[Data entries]
START
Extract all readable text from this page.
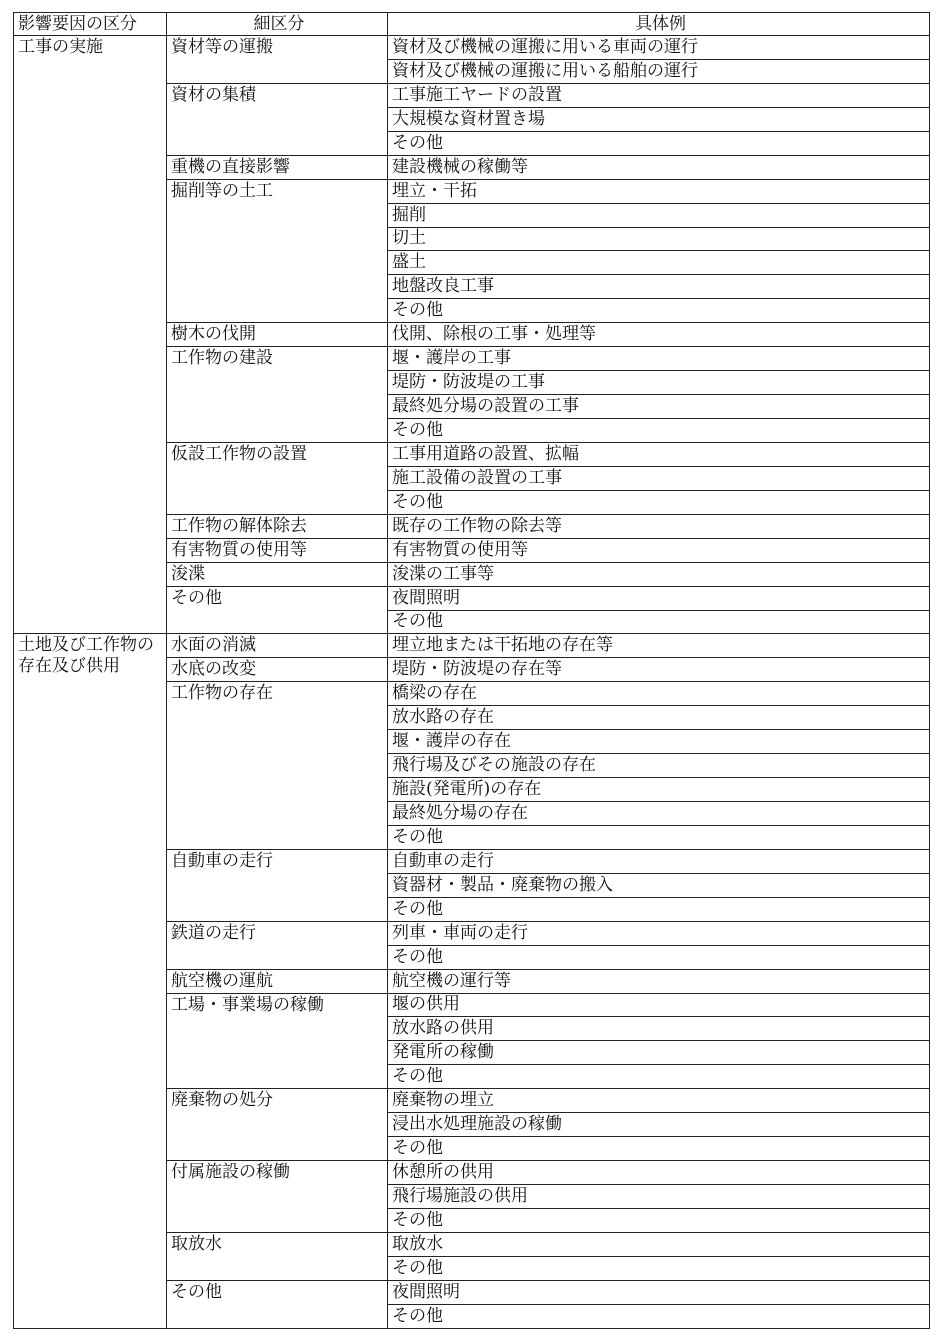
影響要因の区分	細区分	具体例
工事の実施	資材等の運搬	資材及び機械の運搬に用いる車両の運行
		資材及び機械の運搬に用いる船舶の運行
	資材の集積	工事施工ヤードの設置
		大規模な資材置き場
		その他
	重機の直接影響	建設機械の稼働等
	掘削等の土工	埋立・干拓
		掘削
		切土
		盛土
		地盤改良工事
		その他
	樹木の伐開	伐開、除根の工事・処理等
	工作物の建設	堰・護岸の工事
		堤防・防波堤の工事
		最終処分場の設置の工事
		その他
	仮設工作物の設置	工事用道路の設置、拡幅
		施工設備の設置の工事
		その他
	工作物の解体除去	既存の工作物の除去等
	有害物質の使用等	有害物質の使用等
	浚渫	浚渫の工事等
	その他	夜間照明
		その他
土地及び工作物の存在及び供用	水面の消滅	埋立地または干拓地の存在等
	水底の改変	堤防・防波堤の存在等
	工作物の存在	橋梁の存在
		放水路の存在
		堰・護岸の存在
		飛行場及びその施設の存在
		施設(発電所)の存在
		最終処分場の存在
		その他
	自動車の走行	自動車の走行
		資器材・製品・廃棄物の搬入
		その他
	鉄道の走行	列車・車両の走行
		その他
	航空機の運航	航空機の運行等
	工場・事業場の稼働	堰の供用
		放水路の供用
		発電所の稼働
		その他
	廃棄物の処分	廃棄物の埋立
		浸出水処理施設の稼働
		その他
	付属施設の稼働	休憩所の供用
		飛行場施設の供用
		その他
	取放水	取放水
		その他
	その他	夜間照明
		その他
END
START
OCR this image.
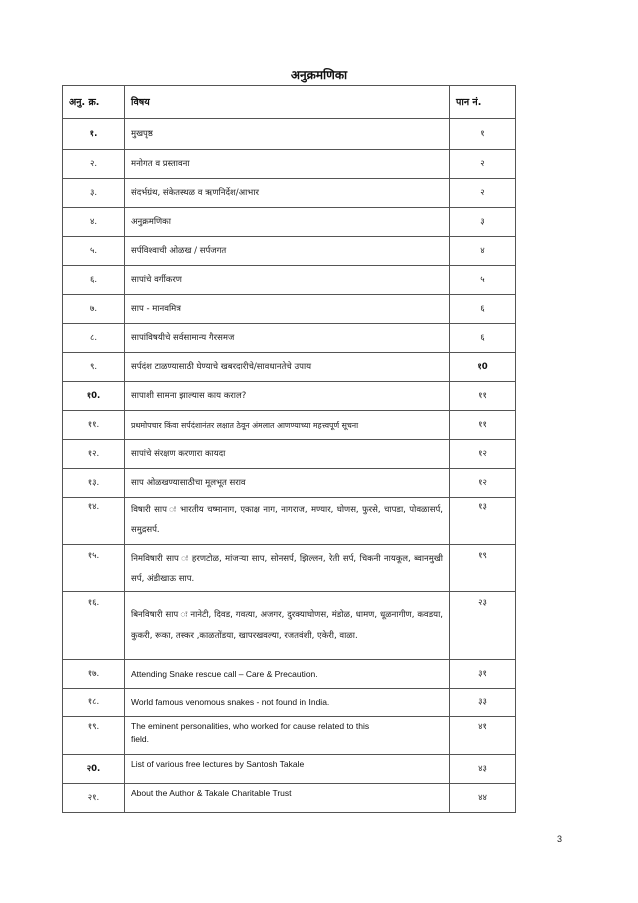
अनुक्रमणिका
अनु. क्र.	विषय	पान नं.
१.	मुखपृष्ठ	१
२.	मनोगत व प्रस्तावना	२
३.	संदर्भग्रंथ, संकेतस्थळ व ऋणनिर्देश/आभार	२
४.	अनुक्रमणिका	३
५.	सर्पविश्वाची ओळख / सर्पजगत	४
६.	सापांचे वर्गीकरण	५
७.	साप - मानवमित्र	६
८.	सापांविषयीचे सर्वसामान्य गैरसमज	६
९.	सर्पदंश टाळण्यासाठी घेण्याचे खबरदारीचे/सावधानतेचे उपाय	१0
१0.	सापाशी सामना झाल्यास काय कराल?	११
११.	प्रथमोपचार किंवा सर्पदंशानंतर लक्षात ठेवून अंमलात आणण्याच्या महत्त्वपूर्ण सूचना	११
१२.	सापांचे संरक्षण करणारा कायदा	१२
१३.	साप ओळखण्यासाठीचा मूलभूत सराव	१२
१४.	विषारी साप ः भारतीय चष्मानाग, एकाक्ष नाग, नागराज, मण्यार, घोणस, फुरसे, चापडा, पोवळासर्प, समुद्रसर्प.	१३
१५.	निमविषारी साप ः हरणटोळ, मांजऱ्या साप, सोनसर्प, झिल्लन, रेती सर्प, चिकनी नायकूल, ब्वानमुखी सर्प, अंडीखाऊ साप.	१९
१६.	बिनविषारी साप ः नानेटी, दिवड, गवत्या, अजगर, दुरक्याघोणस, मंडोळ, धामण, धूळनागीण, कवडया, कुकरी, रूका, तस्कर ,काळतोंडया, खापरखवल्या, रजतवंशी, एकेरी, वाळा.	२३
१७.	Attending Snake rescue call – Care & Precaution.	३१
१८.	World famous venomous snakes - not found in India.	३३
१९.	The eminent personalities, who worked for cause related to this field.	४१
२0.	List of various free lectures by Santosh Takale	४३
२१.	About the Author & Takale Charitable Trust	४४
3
END
**TASK TO COMPLETE**.
From the listing above, collect each line in which the string "Takale" appears.

**COMPLETE RESPONSE**.
२0.	List of various free lectures by Santosh Takale	४३
२१.	About the Author & Takale Charitable Trust	४४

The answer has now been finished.